▶ WHAT IS NEEDED:
For this exercise, repeat all of the material verbatim apart from its images.

(Records from a collection of figures)
========================
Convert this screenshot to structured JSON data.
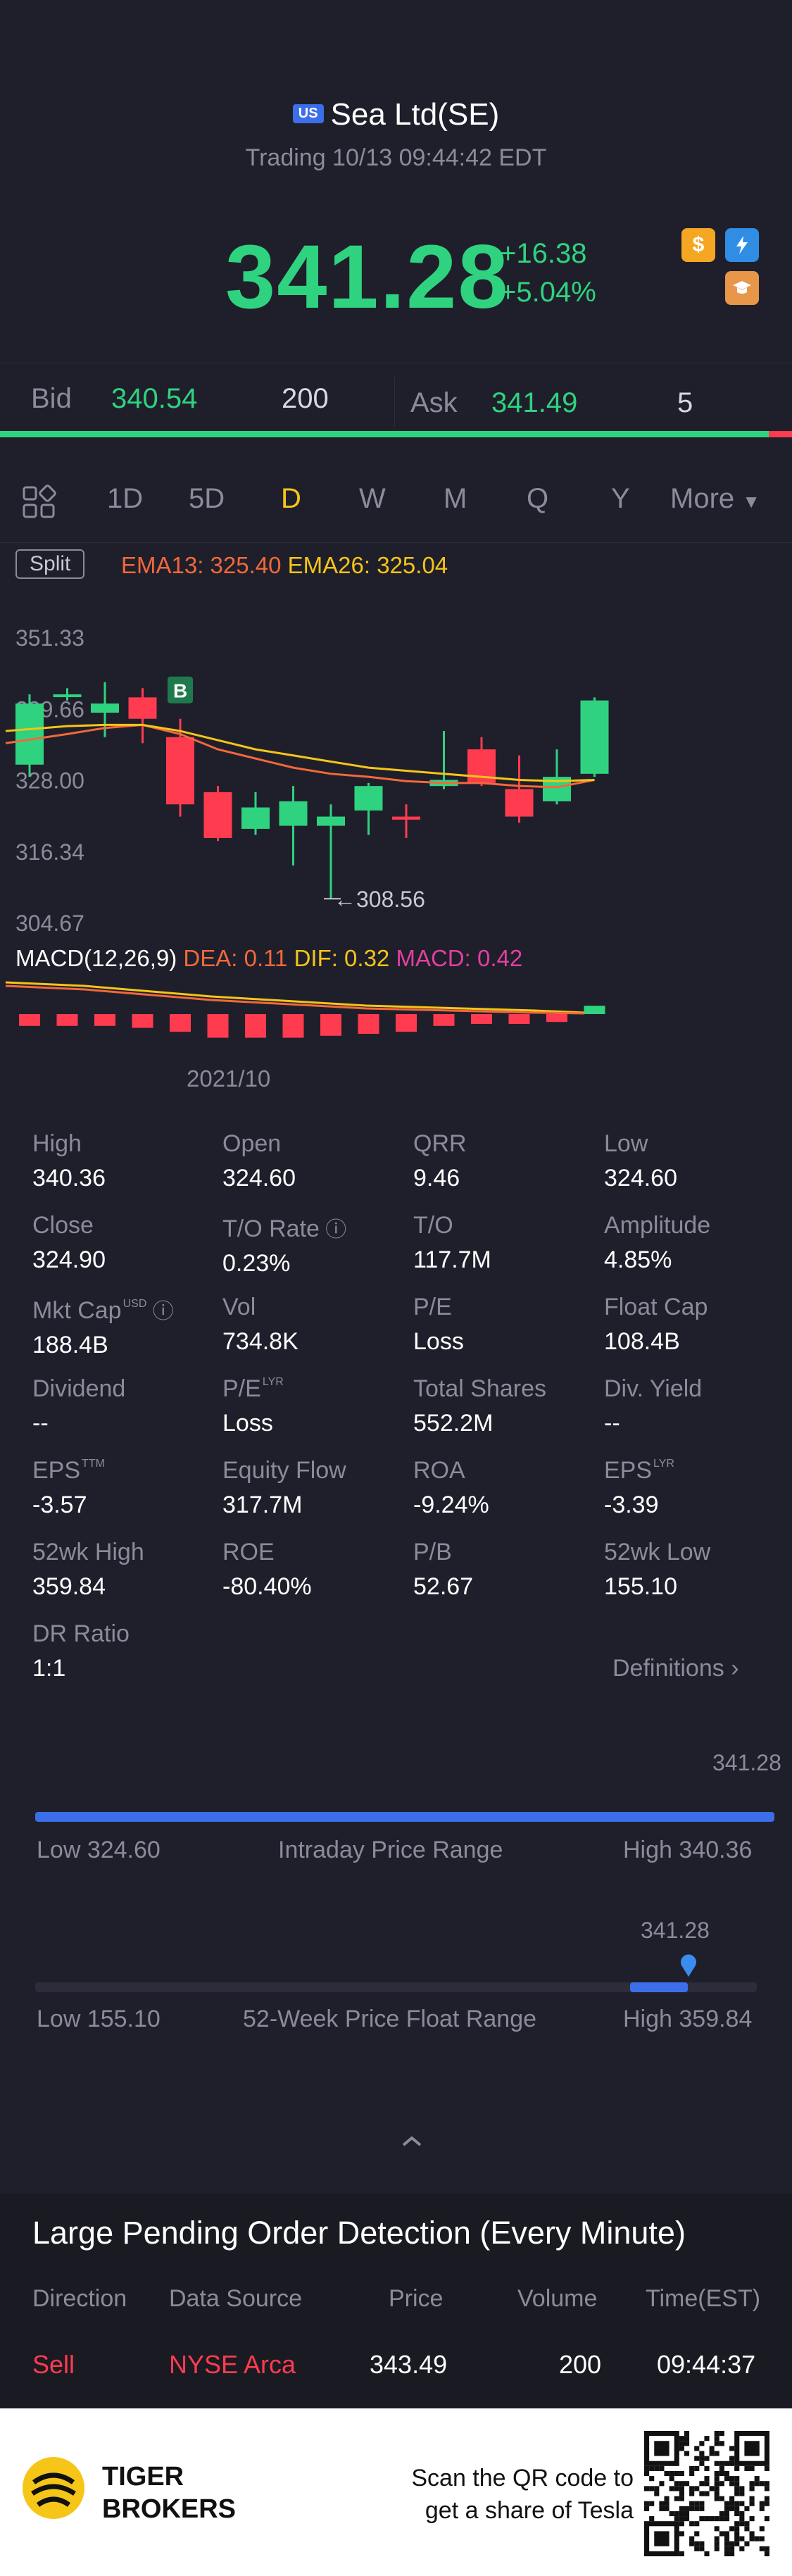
{
  "header": {
    "exchange_flag": "US",
    "title": "Sea Ltd(SE)",
    "status": "Trading 10/13 09:44:42 EDT",
    "price": "341.28",
    "change": "+16.38",
    "change_pct": "+5.04%"
  },
  "quote": {
    "bid_label": "Bid",
    "bid_price": "340.54",
    "bid_size": "200",
    "ask_label": "Ask",
    "ask_price": "341.49",
    "ask_size": "5"
  },
  "timeframes": {
    "items": [
      "1D",
      "5D",
      "D",
      "W",
      "M",
      "Q",
      "Y"
    ],
    "active": "D",
    "more_label": "More"
  },
  "indicators": {
    "split_label": "Split",
    "ema13": "EMA13: 325.40",
    "ema26": "EMA26: 325.04",
    "low_marker": "308.56",
    "buy_marker": "B",
    "macd_title": "MACD(12,26,9)",
    "dea": "DEA: 0.11",
    "dif": "DIF: 0.32",
    "macd": "MACD: 0.42",
    "date_label": "2021/10"
  },
  "chart_data": {
    "type": "candlestick",
    "y_ticks": [
      "351.33",
      "339.66",
      "328.00",
      "316.34",
      "304.67"
    ],
    "ylim": [
      304.67,
      351.33
    ],
    "x_label": "2021/10",
    "candles": [
      {
        "o": 330.5,
        "h": 342.0,
        "l": 328.5,
        "c": 340.5
      },
      {
        "o": 342.0,
        "h": 343.0,
        "l": 341.0,
        "c": 342.0
      },
      {
        "o": 339.0,
        "h": 344.0,
        "l": 335.0,
        "c": 340.5
      },
      {
        "o": 341.5,
        "h": 343.0,
        "l": 334.0,
        "c": 338.0
      },
      {
        "o": 335.0,
        "h": 338.0,
        "l": 322.0,
        "c": 324.0
      },
      {
        "o": 326.0,
        "h": 327.0,
        "l": 318.0,
        "c": 318.5
      },
      {
        "o": 320.0,
        "h": 326.0,
        "l": 319.0,
        "c": 323.5
      },
      {
        "o": 320.5,
        "h": 327.0,
        "l": 314.0,
        "c": 324.5
      },
      {
        "o": 320.5,
        "h": 324.0,
        "l": 308.56,
        "c": 322.0
      },
      {
        "o": 323.0,
        "h": 327.5,
        "l": 319.0,
        "c": 327.0
      },
      {
        "o": 322.0,
        "h": 324.0,
        "l": 318.5,
        "c": 321.5
      },
      {
        "o": 327.0,
        "h": 336.0,
        "l": 326.5,
        "c": 328.0
      },
      {
        "o": 333.0,
        "h": 335.0,
        "l": 327.0,
        "c": 327.5
      },
      {
        "o": 326.5,
        "h": 332.0,
        "l": 321.0,
        "c": 322.0
      },
      {
        "o": 324.5,
        "h": 333.0,
        "l": 324.0,
        "c": 328.5
      },
      {
        "o": 329.0,
        "h": 341.5,
        "l": 328.5,
        "c": 341.0
      }
    ],
    "ema13": [
      334.0,
      335.5,
      336.5,
      337.0,
      335.5,
      333.0,
      331.5,
      330.0,
      329.0,
      328.5,
      327.8,
      327.5,
      327.5,
      327.0,
      326.8,
      328.0
    ],
    "ema26": [
      336.0,
      336.8,
      337.0,
      337.0,
      336.0,
      334.5,
      333.0,
      332.0,
      331.0,
      330.0,
      329.5,
      329.0,
      328.5,
      328.0,
      327.8,
      328.0
    ],
    "macd_hist": [
      -0.6,
      -0.6,
      -0.6,
      -0.7,
      -0.9,
      -1.2,
      -1.2,
      -1.2,
      -1.1,
      -1.0,
      -0.9,
      -0.6,
      -0.5,
      -0.5,
      -0.4,
      0.42
    ],
    "colors": {
      "up": "#2fd37f",
      "down": "#ff3b4f",
      "ema13": "#f2683a",
      "ema26": "#f5c518"
    }
  },
  "stats": [
    [
      {
        "label": "High",
        "value": "340.36"
      },
      {
        "label": "Open",
        "value": "324.60"
      },
      {
        "label": "QRR",
        "value": "9.46"
      },
      {
        "label": "Low",
        "value": "324.60"
      }
    ],
    [
      {
        "label": "Close",
        "value": "324.90"
      },
      {
        "label": "T/O Rate",
        "value": "0.23%"
      },
      {
        "label": "T/O",
        "value": "117.7M"
      },
      {
        "label": "Amplitude",
        "value": "4.85%"
      }
    ],
    [
      {
        "label": "Mkt Cap",
        "value": "188.4B",
        "sup": "USD"
      },
      {
        "label": "Vol",
        "value": "734.8K"
      },
      {
        "label": "P/E",
        "value": "Loss"
      },
      {
        "label": "Float Cap",
        "value": "108.4B"
      }
    ],
    [
      {
        "label": "Dividend",
        "value": "--"
      },
      {
        "label": "P/E",
        "value": "Loss",
        "sup": "LYR"
      },
      {
        "label": "Total Shares",
        "value": "552.2M"
      },
      {
        "label": "Div. Yield",
        "value": "--"
      }
    ],
    [
      {
        "label": "EPS",
        "value": "-3.57",
        "sup": "TTM"
      },
      {
        "label": "Equity Flow",
        "value": "317.7M"
      },
      {
        "label": "ROA",
        "value": "-9.24%"
      },
      {
        "label": "EPS",
        "value": "-3.39",
        "sup": "LYR"
      }
    ],
    [
      {
        "label": "52wk High",
        "value": "359.84"
      },
      {
        "label": "ROE",
        "value": "-80.40%"
      },
      {
        "label": "P/B",
        "value": "52.67"
      },
      {
        "label": "52wk Low",
        "value": "155.10"
      }
    ],
    [
      {
        "label": "DR Ratio",
        "value": "1:1"
      }
    ]
  ],
  "definitions_label": "Definitions",
  "intraday": {
    "current": "341.28",
    "low": "Low 324.60",
    "title": "Intraday Price Range",
    "high": "High 340.36",
    "position": 1.0
  },
  "week52": {
    "current": "341.28",
    "low": "Low 155.10",
    "title": "52-Week Price Float Range",
    "high": "High 359.84",
    "position": 0.907,
    "fill_start": 0.83
  },
  "pending": {
    "title": "Large Pending Order Detection (Every Minute)",
    "headers": [
      "Direction",
      "Data Source",
      "Price",
      "Volume",
      "Time(EST)"
    ],
    "row": [
      "Sell",
      "NYSE Arca",
      "343.49",
      "200",
      "09:44:37"
    ]
  },
  "footer": {
    "brand_line1": "TIGER",
    "brand_line2": "BROKERS",
    "cta_line1": "Scan the QR code to",
    "cta_line2": "get a share of Tesla"
  }
}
========================
▶ ANSWER IN FULL:
Convert this screenshot to structured JSON data.
{
  "header": {
    "exchange_flag": "US",
    "title": "Sea Ltd(SE)",
    "status": "Trading 10/13 09:44:42 EDT",
    "price": "341.28",
    "change": "+16.38",
    "change_pct": "+5.04%"
  },
  "quote": {
    "bid_label": "Bid",
    "bid_price": "340.54",
    "bid_size": "200",
    "ask_label": "Ask",
    "ask_price": "341.49",
    "ask_size": "5"
  },
  "timeframes": {
    "items": [
      "1D",
      "5D",
      "D",
      "W",
      "M",
      "Q",
      "Y"
    ],
    "active": "D",
    "more_label": "More"
  },
  "indicators": {
    "split_label": "Split",
    "ema13": "EMA13: 325.40",
    "ema26": "EMA26: 325.04",
    "low_marker": "308.56",
    "buy_marker": "B",
    "macd_title": "MACD(12,26,9)",
    "dea": "DEA: 0.11",
    "dif": "DIF: 0.32",
    "macd": "MACD: 0.42",
    "date_label": "2021/10"
  },
  "chart_data": {
    "type": "candlestick",
    "y_ticks": [
      "351.33",
      "339.66",
      "328.00",
      "316.34",
      "304.67"
    ],
    "ylim": [
      304.67,
      351.33
    ],
    "x_label": "2021/10",
    "candles": [
      {
        "o": 330.5,
        "h": 342.0,
        "l": 328.5,
        "c": 340.5
      },
      {
        "o": 342.0,
        "h": 343.0,
        "l": 341.0,
        "c": 342.0
      },
      {
        "o": 339.0,
        "h": 344.0,
        "l": 335.0,
        "c": 340.5
      },
      {
        "o": 341.5,
        "h": 343.0,
        "l": 334.0,
        "c": 338.0
      },
      {
        "o": 335.0,
        "h": 338.0,
        "l": 322.0,
        "c": 324.0
      },
      {
        "o": 326.0,
        "h": 327.0,
        "l": 318.0,
        "c": 318.5
      },
      {
        "o": 320.0,
        "h": 326.0,
        "l": 319.0,
        "c": 323.5
      },
      {
        "o": 320.5,
        "h": 327.0,
        "l": 314.0,
        "c": 324.5
      },
      {
        "o": 320.5,
        "h": 324.0,
        "l": 308.56,
        "c": 322.0
      },
      {
        "o": 323.0,
        "h": 327.5,
        "l": 319.0,
        "c": 327.0
      },
      {
        "o": 322.0,
        "h": 324.0,
        "l": 318.5,
        "c": 321.5
      },
      {
        "o": 327.0,
        "h": 336.0,
        "l": 326.5,
        "c": 328.0
      },
      {
        "o": 333.0,
        "h": 335.0,
        "l": 327.0,
        "c": 327.5
      },
      {
        "o": 326.5,
        "h": 332.0,
        "l": 321.0,
        "c": 322.0
      },
      {
        "o": 324.5,
        "h": 333.0,
        "l": 324.0,
        "c": 328.5
      },
      {
        "o": 329.0,
        "h": 341.5,
        "l": 328.5,
        "c": 341.0
      }
    ],
    "ema13": [
      334.0,
      335.5,
      336.5,
      337.0,
      335.5,
      333.0,
      331.5,
      330.0,
      329.0,
      328.5,
      327.8,
      327.5,
      327.5,
      327.0,
      326.8,
      328.0
    ],
    "ema26": [
      336.0,
      336.8,
      337.0,
      337.0,
      336.0,
      334.5,
      333.0,
      332.0,
      331.0,
      330.0,
      329.5,
      329.0,
      328.5,
      328.0,
      327.8,
      328.0
    ],
    "macd_hist": [
      -0.6,
      -0.6,
      -0.6,
      -0.7,
      -0.9,
      -1.2,
      -1.2,
      -1.2,
      -1.1,
      -1.0,
      -0.9,
      -0.6,
      -0.5,
      -0.5,
      -0.4,
      0.42
    ],
    "colors": {
      "up": "#2fd37f",
      "down": "#ff3b4f",
      "ema13": "#f2683a",
      "ema26": "#f5c518"
    }
  },
  "stats": [
    [
      {
        "label": "High",
        "value": "340.36"
      },
      {
        "label": "Open",
        "value": "324.60"
      },
      {
        "label": "QRR",
        "value": "9.46"
      },
      {
        "label": "Low",
        "value": "324.60"
      }
    ],
    [
      {
        "label": "Close",
        "value": "324.90"
      },
      {
        "label": "T/O Rate",
        "value": "0.23%"
      },
      {
        "label": "T/O",
        "value": "117.7M"
      },
      {
        "label": "Amplitude",
        "value": "4.85%"
      }
    ],
    [
      {
        "label": "Mkt Cap",
        "value": "188.4B",
        "sup": "USD"
      },
      {
        "label": "Vol",
        "value": "734.8K"
      },
      {
        "label": "P/E",
        "value": "Loss"
      },
      {
        "label": "Float Cap",
        "value": "108.4B"
      }
    ],
    [
      {
        "label": "Dividend",
        "value": "--"
      },
      {
        "label": "P/E",
        "value": "Loss",
        "sup": "LYR"
      },
      {
        "label": "Total Shares",
        "value": "552.2M"
      },
      {
        "label": "Div. Yield",
        "value": "--"
      }
    ],
    [
      {
        "label": "EPS",
        "value": "-3.57",
        "sup": "TTM"
      },
      {
        "label": "Equity Flow",
        "value": "317.7M"
      },
      {
        "label": "ROA",
        "value": "-9.24%"
      },
      {
        "label": "EPS",
        "value": "-3.39",
        "sup": "LYR"
      }
    ],
    [
      {
        "label": "52wk High",
        "value": "359.84"
      },
      {
        "label": "ROE",
        "value": "-80.40%"
      },
      {
        "label": "P/B",
        "value": "52.67"
      },
      {
        "label": "52wk Low",
        "value": "155.10"
      }
    ],
    [
      {
        "label": "DR Ratio",
        "value": "1:1"
      }
    ]
  ],
  "definitions_label": "Definitions",
  "intraday": {
    "current": "341.28",
    "low": "Low 324.60",
    "title": "Intraday Price Range",
    "high": "High 340.36",
    "position": 1.0
  },
  "week52": {
    "current": "341.28",
    "low": "Low 155.10",
    "title": "52-Week Price Float Range",
    "high": "High 359.84",
    "position": 0.907,
    "fill_start": 0.83
  },
  "pending": {
    "title": "Large Pending Order Detection (Every Minute)",
    "headers": [
      "Direction",
      "Data Source",
      "Price",
      "Volume",
      "Time(EST)"
    ],
    "row": [
      "Sell",
      "NYSE Arca",
      "343.49",
      "200",
      "09:44:37"
    ]
  },
  "footer": {
    "brand_line1": "TIGER",
    "brand_line2": "BROKERS",
    "cta_line1": "Scan the QR code to",
    "cta_line2": "get a share of Tesla"
  }
}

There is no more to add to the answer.